## AIM
Retype the part of the sermon below that runs from "I want to begin" up to and including "friends do that because they love the whole person.", word for word.

## PAGE

God Made the Whole Person

Posted by on October 13, 2002 under Sermons

I want to begin by asking some questions. I want to make a very serious request: in your own mind, give yourself an answer to each question.

Question # 1: How much of you, as a person, do you want your best friend to love? Can you imagine saying this to the best friend you have: “I know you are my best friend, but I just expect you to love 75% of me as a person.”

Sometimes best friends do extraordinary things for each other. Best friends do that because they love the whole person.

Question # 2: Men, how much of you, as a person, do you expect the woman you marry to love? Can you imagine saying this to the woman you love so much you want her to be your wife: “I want you to marry me and live with me as my wife as long as I live, but I just expect you to love 65% of me as a person.”

Wives who love their husbands as a whole person do some extraordinary things for their husbands. They do that because they love the whole person.

## SOURCE DATA
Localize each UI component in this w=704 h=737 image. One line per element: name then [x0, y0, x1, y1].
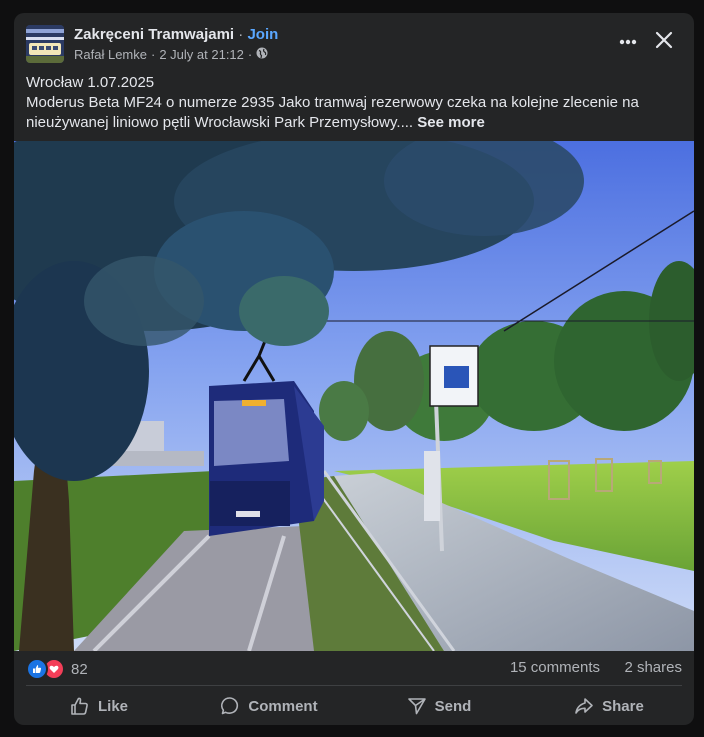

## RESULT
I want to begin by asking some questions. I want to make a very serious request: in your own mind, give yourself an answer to each question.

Question # 1: How much of you, as a person, do you want your best friend to love? Can you imagine saying this to the best friend you have: “I know you are my best friend, but I just expect you to love 75% of me as a person.”

Sometimes best friends do extraordinary things for each other. Best friends do that because they love the whole person.